[Entries from a dataset]
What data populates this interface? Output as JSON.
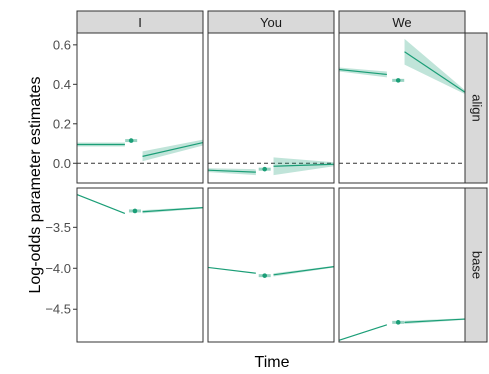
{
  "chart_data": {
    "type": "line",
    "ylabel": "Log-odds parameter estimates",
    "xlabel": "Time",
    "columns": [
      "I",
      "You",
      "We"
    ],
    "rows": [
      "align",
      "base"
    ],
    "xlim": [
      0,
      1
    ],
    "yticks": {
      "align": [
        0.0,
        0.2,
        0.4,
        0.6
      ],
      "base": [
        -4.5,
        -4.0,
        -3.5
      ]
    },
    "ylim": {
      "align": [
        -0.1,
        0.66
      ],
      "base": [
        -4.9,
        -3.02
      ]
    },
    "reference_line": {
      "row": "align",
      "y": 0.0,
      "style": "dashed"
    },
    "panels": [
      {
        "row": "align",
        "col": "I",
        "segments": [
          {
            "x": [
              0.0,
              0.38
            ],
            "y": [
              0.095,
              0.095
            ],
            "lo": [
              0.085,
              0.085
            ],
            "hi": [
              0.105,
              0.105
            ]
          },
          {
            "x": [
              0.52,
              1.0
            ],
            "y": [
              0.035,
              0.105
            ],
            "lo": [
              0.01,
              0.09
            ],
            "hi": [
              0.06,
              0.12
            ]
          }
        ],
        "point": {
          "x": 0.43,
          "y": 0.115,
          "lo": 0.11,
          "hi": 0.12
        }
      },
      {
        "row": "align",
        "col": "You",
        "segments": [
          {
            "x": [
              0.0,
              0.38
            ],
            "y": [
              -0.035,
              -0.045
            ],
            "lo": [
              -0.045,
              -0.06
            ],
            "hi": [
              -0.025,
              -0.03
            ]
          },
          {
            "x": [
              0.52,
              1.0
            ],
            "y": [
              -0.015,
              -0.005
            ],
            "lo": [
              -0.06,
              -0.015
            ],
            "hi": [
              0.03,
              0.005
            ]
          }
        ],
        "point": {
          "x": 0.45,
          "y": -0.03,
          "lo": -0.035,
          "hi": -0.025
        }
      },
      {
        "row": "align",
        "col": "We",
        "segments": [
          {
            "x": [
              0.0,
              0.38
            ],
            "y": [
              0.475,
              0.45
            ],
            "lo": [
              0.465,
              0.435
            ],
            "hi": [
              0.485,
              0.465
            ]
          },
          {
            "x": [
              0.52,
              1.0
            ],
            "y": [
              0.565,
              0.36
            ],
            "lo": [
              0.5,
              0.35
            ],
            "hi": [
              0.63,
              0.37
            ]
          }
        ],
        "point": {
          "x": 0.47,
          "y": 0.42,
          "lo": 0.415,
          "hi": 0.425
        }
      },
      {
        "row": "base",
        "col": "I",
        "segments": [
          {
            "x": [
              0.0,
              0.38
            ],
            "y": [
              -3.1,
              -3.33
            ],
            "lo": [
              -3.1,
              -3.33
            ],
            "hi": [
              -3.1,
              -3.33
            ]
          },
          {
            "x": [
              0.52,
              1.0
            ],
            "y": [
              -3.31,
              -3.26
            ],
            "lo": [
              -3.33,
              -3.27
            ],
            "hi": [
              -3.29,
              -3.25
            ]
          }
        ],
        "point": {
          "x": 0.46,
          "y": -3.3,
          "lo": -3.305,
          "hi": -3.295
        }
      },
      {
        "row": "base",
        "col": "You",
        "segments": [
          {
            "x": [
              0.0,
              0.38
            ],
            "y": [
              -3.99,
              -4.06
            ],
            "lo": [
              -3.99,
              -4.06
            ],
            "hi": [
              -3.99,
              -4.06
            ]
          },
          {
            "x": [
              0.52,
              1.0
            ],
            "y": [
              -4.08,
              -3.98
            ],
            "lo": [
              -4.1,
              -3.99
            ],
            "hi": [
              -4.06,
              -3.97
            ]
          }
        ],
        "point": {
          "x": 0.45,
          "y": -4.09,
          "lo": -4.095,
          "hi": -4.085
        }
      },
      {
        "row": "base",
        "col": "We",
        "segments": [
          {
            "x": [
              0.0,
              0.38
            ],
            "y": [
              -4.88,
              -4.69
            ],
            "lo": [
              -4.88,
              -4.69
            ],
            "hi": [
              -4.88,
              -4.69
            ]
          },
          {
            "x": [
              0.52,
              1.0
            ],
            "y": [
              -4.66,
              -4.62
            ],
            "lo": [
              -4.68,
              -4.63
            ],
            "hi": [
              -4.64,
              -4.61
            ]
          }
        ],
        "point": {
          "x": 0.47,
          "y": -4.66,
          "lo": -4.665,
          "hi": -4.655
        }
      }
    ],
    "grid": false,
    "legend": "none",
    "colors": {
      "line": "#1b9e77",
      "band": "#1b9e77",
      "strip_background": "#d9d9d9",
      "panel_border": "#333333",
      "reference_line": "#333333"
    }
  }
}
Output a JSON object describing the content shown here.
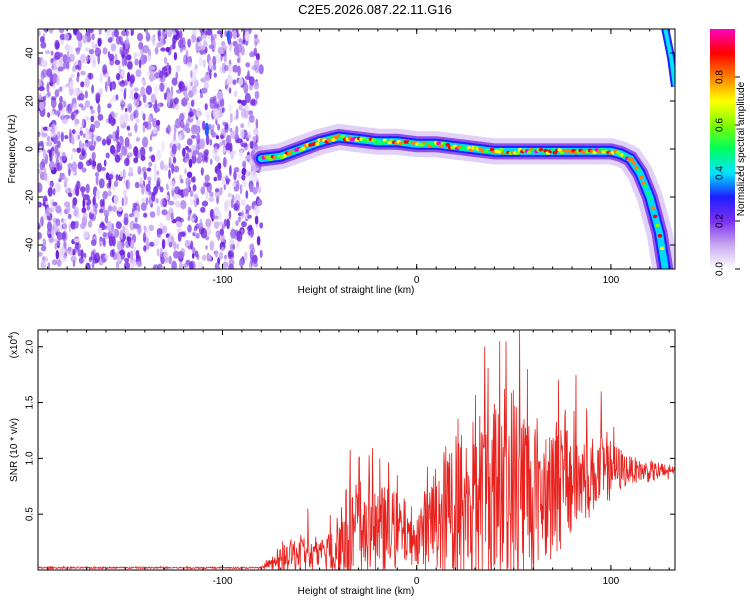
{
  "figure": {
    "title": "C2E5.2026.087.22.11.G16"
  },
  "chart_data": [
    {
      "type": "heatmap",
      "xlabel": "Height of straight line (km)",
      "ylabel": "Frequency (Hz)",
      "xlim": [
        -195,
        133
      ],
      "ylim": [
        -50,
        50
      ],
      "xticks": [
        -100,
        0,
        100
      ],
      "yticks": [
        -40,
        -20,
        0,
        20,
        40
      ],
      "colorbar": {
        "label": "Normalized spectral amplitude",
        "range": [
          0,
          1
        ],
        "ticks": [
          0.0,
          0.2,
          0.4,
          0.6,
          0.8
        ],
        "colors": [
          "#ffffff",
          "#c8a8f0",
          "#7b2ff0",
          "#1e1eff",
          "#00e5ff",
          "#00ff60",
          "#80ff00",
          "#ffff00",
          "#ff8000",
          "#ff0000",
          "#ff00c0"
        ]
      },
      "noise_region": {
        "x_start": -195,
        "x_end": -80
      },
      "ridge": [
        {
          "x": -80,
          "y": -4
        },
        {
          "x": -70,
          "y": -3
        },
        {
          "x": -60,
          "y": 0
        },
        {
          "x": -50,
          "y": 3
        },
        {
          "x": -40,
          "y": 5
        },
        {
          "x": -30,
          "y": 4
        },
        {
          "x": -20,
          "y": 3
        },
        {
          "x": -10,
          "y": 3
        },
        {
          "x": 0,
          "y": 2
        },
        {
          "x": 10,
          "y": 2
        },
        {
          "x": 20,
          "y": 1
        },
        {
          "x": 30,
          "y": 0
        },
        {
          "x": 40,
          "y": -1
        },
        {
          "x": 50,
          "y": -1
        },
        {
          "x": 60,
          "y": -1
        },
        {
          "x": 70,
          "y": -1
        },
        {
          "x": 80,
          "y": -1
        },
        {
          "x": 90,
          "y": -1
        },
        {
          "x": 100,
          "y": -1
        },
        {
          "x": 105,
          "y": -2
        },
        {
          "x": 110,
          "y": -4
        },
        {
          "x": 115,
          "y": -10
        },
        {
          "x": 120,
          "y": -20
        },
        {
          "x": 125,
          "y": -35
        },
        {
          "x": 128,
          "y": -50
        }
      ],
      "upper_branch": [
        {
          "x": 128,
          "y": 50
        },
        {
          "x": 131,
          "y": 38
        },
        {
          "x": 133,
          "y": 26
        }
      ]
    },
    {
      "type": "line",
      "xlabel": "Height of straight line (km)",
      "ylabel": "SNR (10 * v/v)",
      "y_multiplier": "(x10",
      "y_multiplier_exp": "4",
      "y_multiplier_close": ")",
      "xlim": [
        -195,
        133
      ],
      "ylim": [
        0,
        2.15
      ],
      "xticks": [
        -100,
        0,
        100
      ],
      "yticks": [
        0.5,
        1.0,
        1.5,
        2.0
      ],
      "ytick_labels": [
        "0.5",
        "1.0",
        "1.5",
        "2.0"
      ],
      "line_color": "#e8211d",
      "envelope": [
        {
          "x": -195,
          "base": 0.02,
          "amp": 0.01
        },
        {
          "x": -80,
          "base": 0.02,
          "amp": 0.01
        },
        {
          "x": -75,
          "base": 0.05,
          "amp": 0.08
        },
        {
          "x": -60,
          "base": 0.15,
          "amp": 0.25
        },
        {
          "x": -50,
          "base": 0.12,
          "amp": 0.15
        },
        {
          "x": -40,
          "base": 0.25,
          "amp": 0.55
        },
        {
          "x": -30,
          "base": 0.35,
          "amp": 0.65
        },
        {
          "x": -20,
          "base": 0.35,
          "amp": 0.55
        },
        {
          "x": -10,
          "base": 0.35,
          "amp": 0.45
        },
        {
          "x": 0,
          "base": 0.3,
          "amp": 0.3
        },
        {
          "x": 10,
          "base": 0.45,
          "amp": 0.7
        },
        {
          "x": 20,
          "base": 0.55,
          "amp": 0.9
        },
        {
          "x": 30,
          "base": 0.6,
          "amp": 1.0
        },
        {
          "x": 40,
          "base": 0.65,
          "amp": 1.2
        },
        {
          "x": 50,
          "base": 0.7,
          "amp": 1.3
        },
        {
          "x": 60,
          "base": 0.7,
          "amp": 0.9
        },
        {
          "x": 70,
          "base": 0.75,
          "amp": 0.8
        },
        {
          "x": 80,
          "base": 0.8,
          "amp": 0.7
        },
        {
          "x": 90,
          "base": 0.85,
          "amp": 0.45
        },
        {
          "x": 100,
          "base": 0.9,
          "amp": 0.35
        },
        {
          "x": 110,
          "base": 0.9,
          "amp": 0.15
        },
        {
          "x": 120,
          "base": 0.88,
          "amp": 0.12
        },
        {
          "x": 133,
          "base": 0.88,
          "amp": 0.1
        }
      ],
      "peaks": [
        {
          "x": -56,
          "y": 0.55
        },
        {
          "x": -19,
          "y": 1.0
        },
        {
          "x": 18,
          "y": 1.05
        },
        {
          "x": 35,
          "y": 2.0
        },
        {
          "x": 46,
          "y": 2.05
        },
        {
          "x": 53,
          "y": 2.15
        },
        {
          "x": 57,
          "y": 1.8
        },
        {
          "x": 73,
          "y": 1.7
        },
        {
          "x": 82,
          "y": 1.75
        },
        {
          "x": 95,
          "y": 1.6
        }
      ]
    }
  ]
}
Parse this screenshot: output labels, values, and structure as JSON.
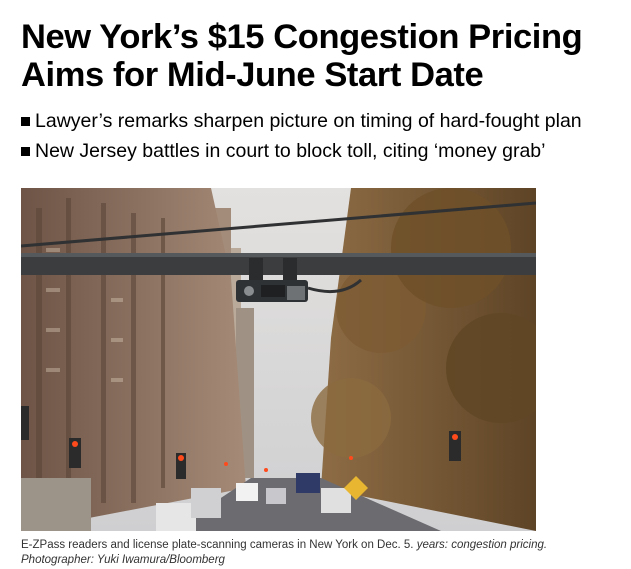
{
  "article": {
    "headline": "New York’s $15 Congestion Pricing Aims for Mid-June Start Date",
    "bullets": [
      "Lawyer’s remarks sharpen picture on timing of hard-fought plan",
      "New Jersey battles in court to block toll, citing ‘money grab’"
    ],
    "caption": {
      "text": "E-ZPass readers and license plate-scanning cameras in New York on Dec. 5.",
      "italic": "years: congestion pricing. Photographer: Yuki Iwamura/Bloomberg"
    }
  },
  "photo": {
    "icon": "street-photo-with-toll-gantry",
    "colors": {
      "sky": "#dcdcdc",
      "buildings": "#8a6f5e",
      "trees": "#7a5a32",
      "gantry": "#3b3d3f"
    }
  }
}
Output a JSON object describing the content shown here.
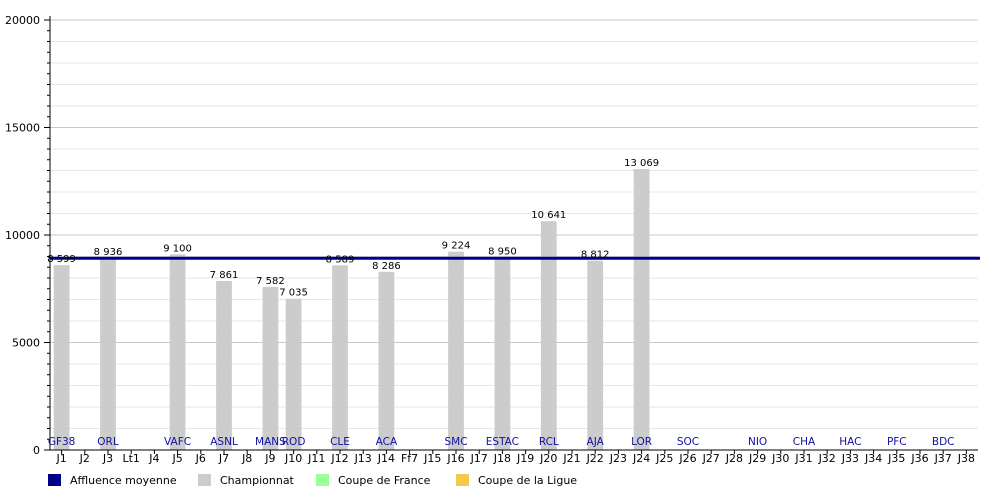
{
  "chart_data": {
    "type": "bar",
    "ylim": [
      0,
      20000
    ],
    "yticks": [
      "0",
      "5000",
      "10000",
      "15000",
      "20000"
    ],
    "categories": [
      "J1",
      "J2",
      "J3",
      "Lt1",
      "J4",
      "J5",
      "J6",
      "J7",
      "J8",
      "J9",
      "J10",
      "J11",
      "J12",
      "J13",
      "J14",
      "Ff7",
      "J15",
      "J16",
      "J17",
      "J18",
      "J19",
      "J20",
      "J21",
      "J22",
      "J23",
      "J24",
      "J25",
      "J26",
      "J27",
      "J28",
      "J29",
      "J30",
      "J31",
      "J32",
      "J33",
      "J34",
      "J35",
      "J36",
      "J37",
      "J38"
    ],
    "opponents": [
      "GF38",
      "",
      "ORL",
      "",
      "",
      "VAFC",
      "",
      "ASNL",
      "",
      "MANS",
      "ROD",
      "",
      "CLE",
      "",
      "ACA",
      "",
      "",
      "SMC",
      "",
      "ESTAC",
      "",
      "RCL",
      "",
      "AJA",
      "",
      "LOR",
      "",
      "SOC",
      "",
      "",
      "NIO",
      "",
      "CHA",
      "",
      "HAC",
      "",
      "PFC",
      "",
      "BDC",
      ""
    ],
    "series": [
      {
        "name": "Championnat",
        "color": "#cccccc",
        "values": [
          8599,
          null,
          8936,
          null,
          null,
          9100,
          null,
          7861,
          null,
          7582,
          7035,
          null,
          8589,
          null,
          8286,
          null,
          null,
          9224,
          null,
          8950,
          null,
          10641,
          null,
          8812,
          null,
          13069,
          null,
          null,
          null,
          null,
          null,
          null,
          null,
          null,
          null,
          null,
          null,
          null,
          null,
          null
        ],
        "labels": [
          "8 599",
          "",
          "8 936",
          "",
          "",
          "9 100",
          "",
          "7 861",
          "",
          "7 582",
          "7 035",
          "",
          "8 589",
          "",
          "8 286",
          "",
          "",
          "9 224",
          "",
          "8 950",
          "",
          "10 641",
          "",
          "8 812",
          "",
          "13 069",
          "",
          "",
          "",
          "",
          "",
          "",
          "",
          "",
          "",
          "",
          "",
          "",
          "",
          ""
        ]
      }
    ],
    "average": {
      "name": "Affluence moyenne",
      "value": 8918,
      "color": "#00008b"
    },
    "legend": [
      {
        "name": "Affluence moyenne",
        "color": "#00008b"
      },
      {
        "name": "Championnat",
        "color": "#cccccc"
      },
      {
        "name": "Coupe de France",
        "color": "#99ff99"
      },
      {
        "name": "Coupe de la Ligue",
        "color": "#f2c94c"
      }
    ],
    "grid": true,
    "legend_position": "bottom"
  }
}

- **WHAT THE EXERCISE ASKS**
From the material given, work out how many lines hold the string "name"; state that number and nothing further.

- **REPLY TO THE TASK**
6